- Goal of the exercise -
Give only the number of lines in the records that include "therapeutic".

- Available data -
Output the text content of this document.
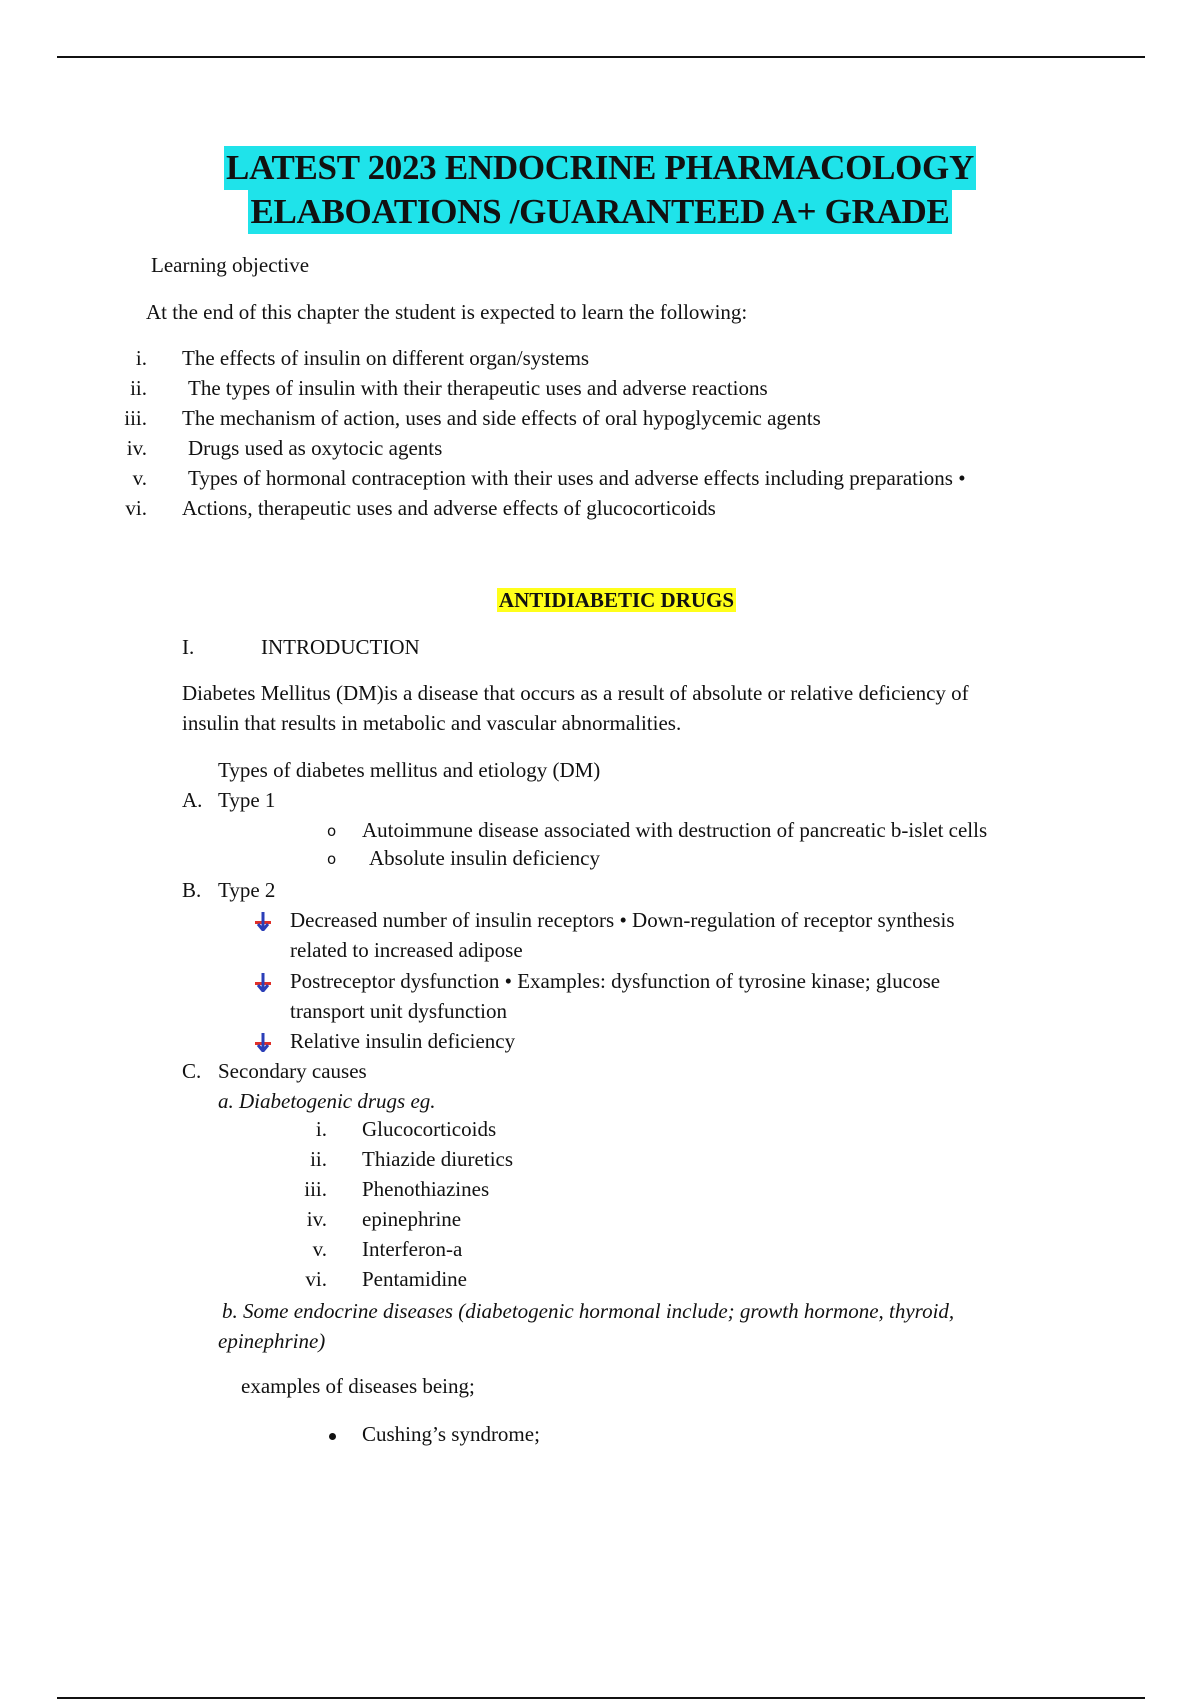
LATEST 2023 ENDOCRINE PHARMACOLOGY
ELABOATIONS /GUARANTEED A+ GRADE
Learning objective
At the end of this chapter the student is expected to learn the following:
i. The effects of insulin on different organ/systems
ii. The types of insulin with their therapeutic uses and adverse reactions
iii. The mechanism of action, uses and side effects of oral hypoglycemic agents
iv. Drugs used as oxytocic agents
v. Types of hormonal contraception with their uses and adverse effects including preparations •
vi. Actions, therapeutic uses and adverse effects of glucocorticoids
ANTIDIABETIC DRUGS
I.	INTRODUCTION
Diabetes Mellitus (DM)is a disease that occurs as a result of absolute or relative deficiency of
insulin that results in metabolic and vascular abnormalities.
Types of diabetes mellitus and etiology (DM)
A. Type 1
o Autoimmune disease associated with destruction of pancreatic b-islet cells
o Absolute insulin deficiency
B. Type 2
Decreased number of insulin receptors • Down-regulation of receptor synthesis
related to increased adipose
Postreceptor dysfunction • Examples: dysfunction of tyrosine kinase; glucose
transport unit dysfunction
Relative insulin deficiency
C. Secondary causes
a. Diabetogenic drugs eg.
i. Glucocorticoids
ii. Thiazide diuretics
iii. Phenothiazines
iv. epinephrine
v. Interferon-a
vi. Pentamidine
b. Some endocrine diseases (diabetogenic hormonal include; growth hormone, thyroid,
epinephrine)
examples of diseases being;
Cushing’s syndrome;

- Response to the task -
2